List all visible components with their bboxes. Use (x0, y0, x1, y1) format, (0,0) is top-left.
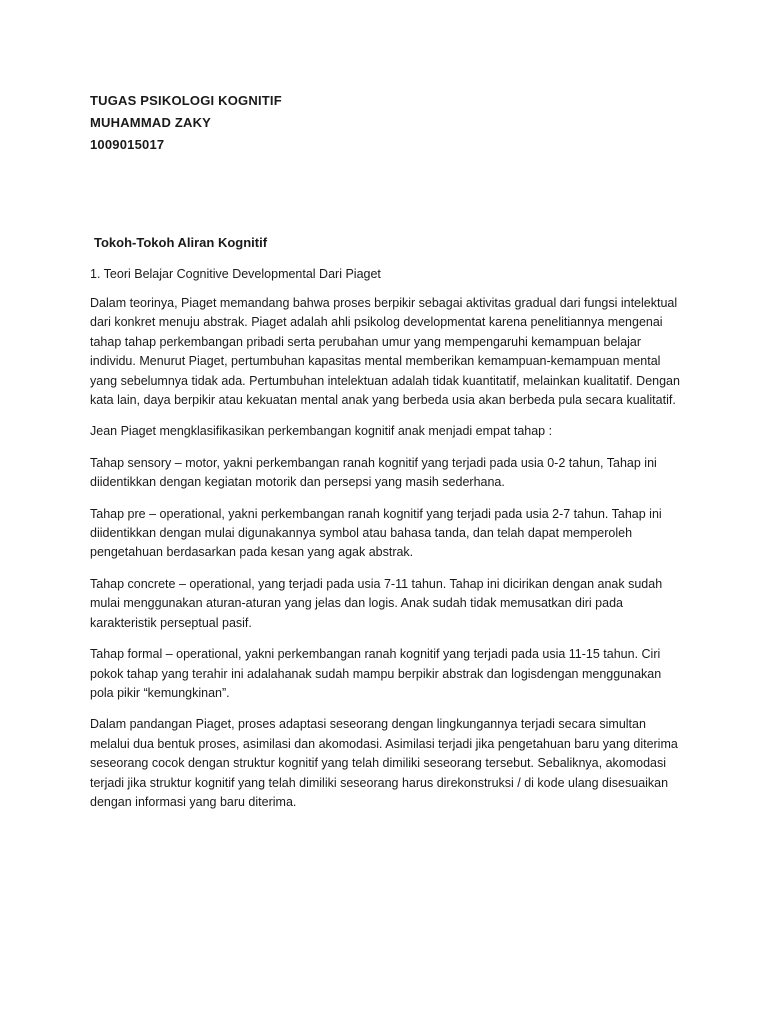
student-id: 1009015017 (90, 137, 165, 152)
paragraph-formal-operational: Tahap formal – operational, yakni perkembangan ranah kognitif yang terjadi pada usia 11-15 tahun. Ciri pokok tahap yang terahir ini adalahanak sudah mampu berpikir abstrak dan logisdengan menggunakan pola pikir “kemungkinan”. (90, 647, 662, 700)
paragraph-classification: Jean Piaget mengklasifikasikan perkembangan kognitif anak menjadi empat tahap : (90, 424, 553, 439)
document-title: Tokoh-Tokoh Aliran Kognitif (94, 235, 268, 250)
student-name: MUHAMMAD ZAKY (90, 115, 212, 130)
document-body (90, 264, 680, 824)
paragraph-intro: Dalam teorinya, Piaget memandang bahwa proses berpikir sebagai aktivitas gradual dari fungsi intelektual dari konkret menuju abstrak. Piaget adalah ahli psikolog developmentat karena penelitiannya mengenai tahap tahap perkembangan pribadi serta perubahan umur yang mempengaruhi kemampuan belajar individu. Menurut Piaget, pertumbuhan kapasitas mental memberikan kemampuan-kemampuan mental yang sebelumnya tidak ada. Pertumbuhan intelektuan adalah tidak kuantitatif, melainkan kualitatif. Dengan kata lain, daya berpikir atau kekuatan mental anak yang berbeda usia akan berbeda pula secara kualitatif. (90, 296, 680, 408)
section-heading: 1. Teori Belajar Cognitive Developmental Dari Piaget (90, 267, 381, 281)
paragraph-concrete-operational: Tahap concrete – operational, yang terjadi pada usia 7-11 tahun. Tahap ini dicirikan dengan anak sudah mulai menggunakan aturan-aturan yang jelas dan logis. Anak sudah tidak memusatkan diri pada karakteristik perseptual pasif. (90, 576, 663, 630)
course-title: TUGAS PSIKOLOGI KOGNITIF (90, 93, 282, 108)
document-header (90, 90, 690, 156)
paragraph-adaptation: Dalam pandangan Piaget, proses adaptasi seseorang dengan lingkungannya terjadi secara simultan melalui dua bentuk proses, asimilasi dan akomodasi. Asimilasi terjadi jika pengetahuan baru yang diterima seseorang cocok dengan struktur kognitif yang telah dimiliki seseorang tersebut. Sebaliknya, akomodasi terjadi jika struktur kognitif yang telah dimiliki seseorang harus direkonstruksi / di kode ulang disesuaikan dengan informasi yang baru diterima. (90, 717, 678, 809)
paragraph-pre-operational: Tahap pre – operational, yakni perkembangan ranah kognitif yang terjadi pada usia 2-7 tahun. Tahap ini diidentikkan dengan mulai digunakannya symbol atau bahasa tanda, dan telah dapat memperoleh pengetahuan berdasarkan pada kesan yang agak abstrak. (90, 506, 662, 560)
paragraph-sensory-motor: Tahap sensory – motor, yakni perkembangan ranah kognitif yang terjadi pada usia 0-2 tahun, Tahap ini diidentikkan dengan kegiatan motorik dan persepsi yang masih sederhana. (90, 455, 657, 490)
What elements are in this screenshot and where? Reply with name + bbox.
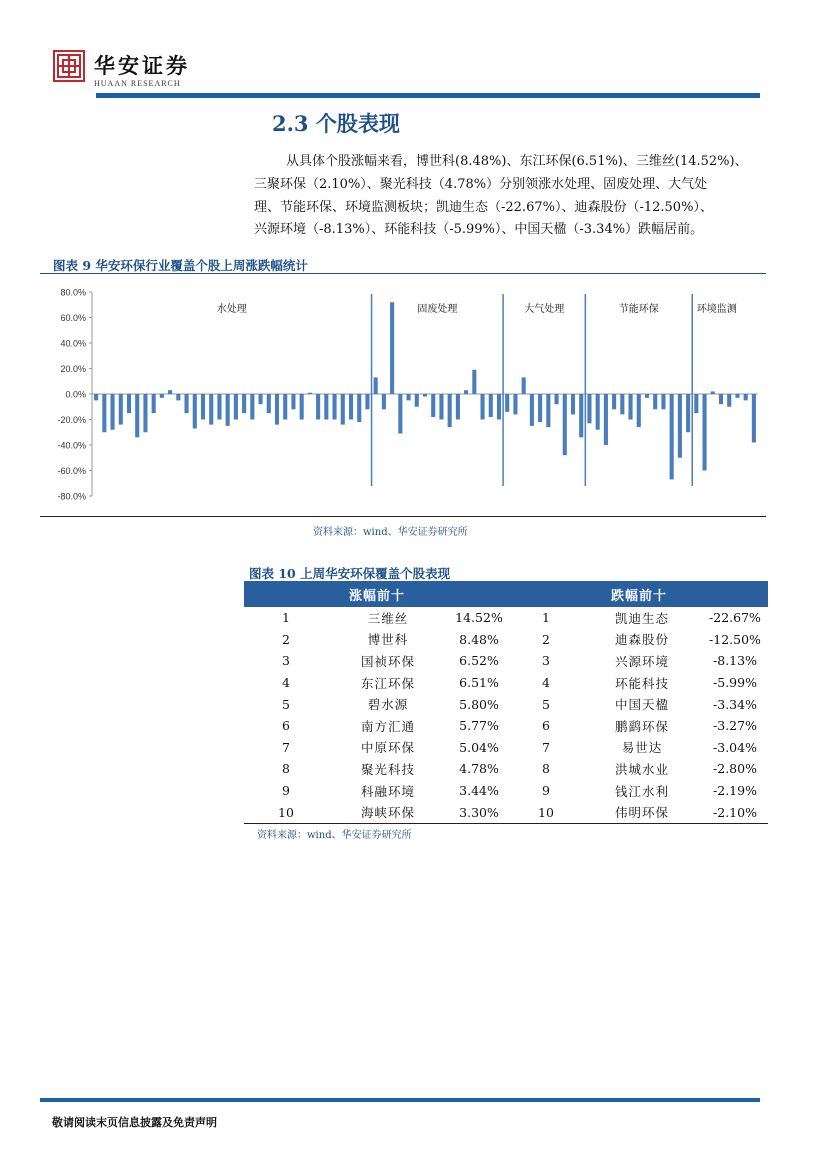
chart-bar	[407, 394, 411, 400]
loser-name: 钱江水利	[614, 783, 669, 799]
chart-bar	[694, 394, 698, 413]
top-movers-table	[244, 581, 768, 824]
loser-change: -8.13%	[713, 653, 757, 669]
gainer-rank: 1	[282, 610, 290, 626]
group-label: 节能环保	[618, 304, 659, 315]
gainer-change: 4.78%	[459, 761, 499, 777]
chart-bar	[629, 394, 633, 420]
chart-bar	[637, 394, 641, 427]
loser-rank: 10	[510, 801, 582, 823]
chart-bar	[678, 394, 682, 458]
chart-bar	[316, 394, 320, 420]
chart-bar	[522, 377, 526, 394]
table-row	[244, 758, 768, 780]
chart-bar	[744, 394, 748, 400]
chart-bar	[135, 394, 139, 437]
loser-rank: 5	[542, 696, 550, 712]
chart-bar	[324, 394, 328, 420]
footer-divider	[40, 1098, 760, 1102]
gainer-rank: 8	[282, 761, 290, 777]
chart-bar	[242, 394, 246, 413]
gainer-rank: 9	[282, 783, 290, 799]
y-tick-label: -80.0%	[57, 491, 86, 502]
table-row	[244, 672, 768, 694]
loser-name: 洪城水业	[614, 761, 669, 777]
chart-bar	[374, 377, 378, 394]
y-tick-label: 60.0%	[60, 313, 86, 323]
chart-bar	[102, 394, 106, 432]
y-tick-label: -40.0%	[57, 440, 86, 451]
chart-bar	[341, 394, 345, 425]
footer-disclaimer: 敬请阅读末页信息披露及免责声明	[52, 1116, 217, 1129]
paragraph-line-2: 三聚环保（2.10%）、聚光科技（4.78%）分别领涨水处理、固废处理、大气处	[254, 177, 708, 192]
gainer-rank: 6	[282, 718, 290, 734]
chart-bar	[456, 394, 460, 420]
gainer-rank: 5	[282, 696, 290, 712]
loser-rank: 9	[542, 783, 550, 799]
chart-bar	[703, 394, 707, 471]
gainer-rank: 3	[282, 653, 290, 669]
gainer-change: 5.80%	[459, 696, 499, 712]
loser-rank: 4	[542, 675, 550, 691]
table-row	[244, 801, 768, 823]
chart-bar	[596, 394, 600, 430]
table-row	[244, 715, 768, 737]
chart-bar	[752, 394, 756, 442]
stock-change-bar-chart	[40, 276, 766, 512]
chart-bar	[209, 394, 213, 425]
gainer-change: 6.52%	[459, 653, 499, 669]
chart-bar	[193, 394, 197, 428]
group-label: 环境监测	[696, 304, 737, 315]
paragraph-line-4: 兴源环境（-8.13%）、环能科技（-5.99%）、中国天楹（-3.34%）跌幅居前。	[254, 222, 704, 237]
y-tick-label: -20.0%	[57, 415, 86, 425]
chart-bar	[259, 394, 263, 404]
y-tick-label: 80.0%	[60, 287, 86, 298]
gainer-change: 6.51%	[459, 675, 499, 691]
table-row	[244, 780, 768, 802]
figure-10-title: 图表 10 上周华安环保覆盖个股表现	[249, 566, 451, 581]
chart-bar	[168, 390, 172, 394]
chart-bar	[653, 394, 657, 409]
chart-bar	[300, 394, 304, 420]
gainer-name: 国祯环保	[360, 653, 415, 669]
gainer-change: 8.48%	[459, 631, 499, 647]
header-gainers: 涨幅前十	[244, 581, 510, 607]
loser-change: -3.04%	[713, 739, 757, 755]
gainer-change: 14.52%	[455, 610, 503, 626]
table-row	[244, 693, 768, 715]
loser-change: -2.80%	[713, 761, 757, 777]
loser-name: 兴源环境	[614, 653, 669, 669]
chart-bar	[143, 394, 147, 432]
gainer-name: 海峡环保	[328, 801, 448, 823]
loser-change: -5.99%	[713, 675, 757, 691]
loser-name: 迪森股份	[614, 632, 669, 648]
gainer-change: 3.44%	[459, 783, 499, 799]
table-row	[244, 650, 768, 672]
chart-bar	[505, 394, 509, 412]
group-label: 固废处理	[417, 304, 458, 315]
gainer-name: 博世科	[367, 632, 409, 648]
chart-bar	[719, 394, 723, 404]
loser-name: 易世达	[621, 740, 663, 756]
loser-name: 环能科技	[614, 675, 669, 691]
chart-bar	[620, 394, 624, 414]
y-tick-label: 20.0%	[60, 364, 86, 374]
chart-bar	[291, 394, 295, 409]
loser-name: 鹏鹞环保	[614, 718, 669, 734]
chart-bar	[538, 394, 542, 422]
group-label: 水处理	[216, 304, 247, 315]
loser-name: 凯迪生态	[614, 610, 669, 626]
header-divider	[96, 93, 760, 98]
paragraph-line-3: 理、节能环保、环境监测板块；凯迪生态（-22.67%）、迪森股份（-12.50%）、	[254, 200, 713, 215]
gainer-name: 聚光科技	[360, 761, 415, 777]
loser-rank: 6	[542, 718, 550, 734]
chart-bar	[530, 394, 534, 426]
chart-bar	[275, 394, 279, 425]
y-tick-label: -60.0%	[57, 466, 86, 476]
gainer-name: 中原环保	[360, 740, 415, 756]
chart-bar	[415, 394, 419, 407]
loser-change: -3.27%	[713, 718, 757, 734]
gainer-rank: 4	[282, 675, 290, 691]
chart-bar	[94, 394, 98, 400]
loser-change: -12.50%	[709, 631, 761, 647]
chart-bar	[423, 394, 427, 397]
table-row	[244, 607, 768, 629]
chart-bar	[464, 390, 468, 394]
gainer-name: 科融环境	[360, 783, 415, 799]
gainer-name: 东江环保	[360, 675, 415, 691]
chart-bar	[333, 394, 337, 420]
table-row	[244, 629, 768, 651]
chart-bar	[670, 394, 674, 479]
chart-bar	[365, 394, 369, 409]
group-label: 大气处理	[524, 304, 565, 315]
chart-bar	[513, 394, 517, 414]
company-logo	[53, 50, 85, 82]
chart-bar	[661, 394, 665, 409]
loser-rank: 2	[542, 631, 550, 647]
figure-9-source: 资料来源：wind、华安证券研究所	[313, 527, 468, 538]
gainer-rank: 7	[282, 739, 290, 755]
chart-bar	[448, 394, 452, 427]
loser-rank: 7	[542, 739, 550, 755]
gainer-name: 南方汇通	[360, 718, 415, 734]
gainer-rank: 10	[244, 801, 328, 823]
chart-bar	[439, 394, 443, 420]
chart-bar	[349, 394, 353, 420]
chart-bar	[612, 394, 616, 409]
chart-bar	[111, 394, 115, 430]
loser-change: -2.10%	[702, 801, 768, 823]
chart-bar	[481, 394, 485, 420]
chart-bar	[267, 394, 271, 413]
chart-bar	[497, 394, 501, 420]
logo-chinese-name: 华安证券	[94, 53, 190, 78]
chart-bar	[127, 394, 131, 413]
chart-bar	[226, 394, 230, 426]
chart-bar	[308, 393, 312, 394]
figure-9-top-rule	[40, 273, 766, 274]
chart-bar	[587, 394, 591, 423]
header-losers: 跌幅前十	[510, 581, 768, 607]
loser-name: 伟明环保	[582, 801, 702, 823]
table-row	[244, 737, 768, 759]
chart-bar	[727, 394, 731, 407]
logo-english-name: HUAAN RESEARCH	[94, 79, 181, 88]
figure-9-title: 图表 9 华安环保行业覆盖个股上周涨跌幅统计	[53, 258, 308, 273]
loser-rank: 1	[542, 610, 550, 626]
gainer-rank: 2	[282, 631, 290, 647]
loser-change: -3.34%	[713, 696, 757, 712]
chart-bar	[686, 394, 690, 432]
chart-bar	[234, 394, 238, 420]
chart-bar	[176, 394, 180, 400]
chart-bar	[645, 394, 649, 398]
chart-bar	[357, 394, 361, 422]
chart-bar	[489, 394, 493, 417]
chart-bar	[579, 394, 583, 437]
chart-bar	[185, 394, 189, 413]
chart-bar	[546, 394, 550, 427]
gainer-change: 5.77%	[459, 718, 499, 734]
gainer-change: 3.30%	[448, 801, 510, 823]
chart-bar	[283, 394, 287, 420]
figure-9-bottom-rule	[40, 516, 766, 517]
chart-bar	[571, 394, 575, 414]
chart-bar	[201, 394, 205, 420]
chart-bar	[431, 394, 435, 417]
gainer-name: 三维丝	[367, 610, 409, 626]
chart-bar	[735, 394, 739, 398]
chart-bar	[711, 391, 715, 394]
chart-bar	[382, 394, 386, 409]
paragraph-line-1: 从具体个股涨幅来看，博世科(8.48%)、东江环保(6.51%)、三维丝(14.52%)、	[286, 154, 748, 169]
gainer-name: 碧水源	[367, 697, 409, 713]
loser-rank: 3	[542, 653, 550, 669]
gainer-change: 5.04%	[459, 739, 499, 755]
loser-name: 中国天楹	[614, 697, 669, 713]
chart-bar	[472, 370, 476, 394]
logo-emblem-icon	[55, 52, 83, 80]
loser-rank: 8	[542, 761, 550, 777]
chart-bar	[604, 394, 608, 445]
table-header-row	[244, 581, 768, 607]
loser-change: -22.67%	[709, 610, 761, 626]
chart-bar	[390, 302, 394, 394]
loser-change: -2.19%	[713, 783, 757, 799]
figure-10-source: 资料来源：wind、华安证券研究所	[257, 830, 412, 841]
chart-bar	[563, 394, 567, 455]
chart-bar	[555, 394, 559, 404]
chart-bar	[152, 394, 156, 413]
chart-bar	[160, 394, 164, 398]
chart-bar	[119, 394, 123, 425]
chart-bar	[398, 394, 402, 434]
y-tick-label: 0.0%	[65, 389, 86, 400]
chart-bar	[217, 394, 221, 420]
y-tick-label: 40.0%	[60, 338, 86, 349]
chart-bar	[250, 394, 254, 420]
section-title: 2.3 个股表现	[272, 111, 400, 136]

_ _ _

Перепишите фрагмент списка от строки, содержащей «student-id: 1009015017 (90, 137, 165, 152)», до строки, содержащей «document-header (90, 90, 690, 156)», включительно, заменив «TUGAS» на «MAKALAH». Всё остальное оставьте без изменений.

student-id: 1009015017 (90, 137, 165, 152)
paragraph-formal-operational: Tahap formal – operational, yakni perkembangan ranah kognitif yang terjadi pada usia 11-15 tahun. Ciri pokok tahap yang terahir ini adalahanak sudah mampu berpikir abstrak dan logisdengan menggunakan pola pikir “kemungkinan”. (90, 647, 662, 700)
paragraph-classification: Jean Piaget mengklasifikasikan perkembangan kognitif anak menjadi empat tahap : (90, 424, 553, 439)
document-title: Tokoh-Tokoh Aliran Kognitif (94, 235, 268, 250)
student-name: MUHAMMAD ZAKY (90, 115, 212, 130)
document-body (90, 264, 680, 824)
paragraph-intro: Dalam teorinya, Piaget memandang bahwa proses berpikir sebagai aktivitas gradual dari fungsi intelektual dari konkret menuju abstrak. Piaget adalah ahli psikolog developmentat karena penelitiannya mengenai tahap tahap perkembangan pribadi serta perubahan umur yang mempengaruhi kemampuan belajar individu. Menurut Piaget, pertumbuhan kapasitas mental memberikan kemampuan-kemampuan mental yang sebelumnya tidak ada. Pertumbuhan intelektuan adalah tidak kuantitatif, melainkan kualitatif. Dengan kata lain, daya berpikir atau kekuatan mental anak yang berbeda usia akan berbeda pula secara kualitatif. (90, 296, 680, 408)
section-heading: 1. Teori Belajar Cognitive Developmental Dari Piaget (90, 267, 381, 281)
paragraph-concrete-operational: Tahap concrete – operational, yang terjadi pada usia 7-11 tahun. Tahap ini dicirikan dengan anak sudah mulai menggunakan aturan-aturan yang jelas dan logis. Anak sudah tidak memusatkan diri pada karakteristik perseptual pasif. (90, 576, 663, 630)
course-title: MAKALAH PSIKOLOGI KOGNITIF (90, 93, 282, 108)
document-header (90, 90, 690, 156)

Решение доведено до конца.